◆ Do this ◆
Output the data below in full, character for character.

Begin Recorded data

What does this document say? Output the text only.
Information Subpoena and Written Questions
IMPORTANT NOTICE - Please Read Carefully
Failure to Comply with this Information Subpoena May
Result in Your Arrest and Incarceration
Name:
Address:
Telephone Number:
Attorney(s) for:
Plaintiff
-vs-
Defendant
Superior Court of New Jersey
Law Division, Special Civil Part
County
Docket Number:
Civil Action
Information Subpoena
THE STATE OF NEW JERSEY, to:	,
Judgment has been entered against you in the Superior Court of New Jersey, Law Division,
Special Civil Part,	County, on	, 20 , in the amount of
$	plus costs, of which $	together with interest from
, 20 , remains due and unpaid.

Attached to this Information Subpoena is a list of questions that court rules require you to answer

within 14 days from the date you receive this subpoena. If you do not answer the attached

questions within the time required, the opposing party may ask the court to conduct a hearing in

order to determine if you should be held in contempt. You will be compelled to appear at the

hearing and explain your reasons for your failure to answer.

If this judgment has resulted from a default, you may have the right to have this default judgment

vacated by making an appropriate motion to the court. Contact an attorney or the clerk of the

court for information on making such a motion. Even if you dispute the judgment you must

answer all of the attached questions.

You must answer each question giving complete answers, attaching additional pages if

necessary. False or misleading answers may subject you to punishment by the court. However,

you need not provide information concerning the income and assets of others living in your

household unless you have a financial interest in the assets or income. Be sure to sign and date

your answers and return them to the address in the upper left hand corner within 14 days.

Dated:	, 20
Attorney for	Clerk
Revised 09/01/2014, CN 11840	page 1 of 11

End Recorded data

◆ Exercise answer ◆
What does this document say? Output the text only.
Information Subpoena and Written Questions
IMPORTANT NOTICE - Please Read Carefully
Failure to Comply with this Information Subpoena May
Result in Your Arrest and Incarceration
Name:
Address:
Telephone Number:
Attorney(s) for:
Plaintiff
-vs-
Defendant
Superior Court of New Jersey
Law Division, Special Civil Part
County
Docket Number:
Civil Action
Information Subpoena
THE STATE OF NEW JERSEY, to:	,
Judgment has been entered against you in the Superior Court of New Jersey, Law Division,
Special Civil Part,	County, on	, 20 , in the amount of
$	plus costs, of which $	together with interest from
, 20 , remains due and unpaid.

Attached to this Information Subpoena is a list of questions that court rules require you to answer

within 14 days from the date you receive this subpoena. If you do not answer the attached

questions within the time required, the opposing party may ask the court to conduct a hearing in

order to determine if you should be held in contempt. You will be compelled to appear at the

hearing and explain your reasons for your failure to answer.

If this judgment has resulted from a default, you may have the right to have this default judgment

vacated by making an appropriate motion to the court. Contact an attorney or the clerk of the

court for information on making such a motion. Even if you dispute the judgment you must

answer all of the attached questions.

You must answer each question giving complete answers, attaching additional pages if

necessary. False or misleading answers may subject you to punishment by the court. However,

you need not provide information concerning the income and assets of others living in your

household unless you have a financial interest in the assets or income. Be sure to sign and date

your answers and return them to the address in the upper left hand corner within 14 days.

Dated:	, 20
Attorney for	Clerk
Revised 09/01/2014, CN 11840	page 1 of 11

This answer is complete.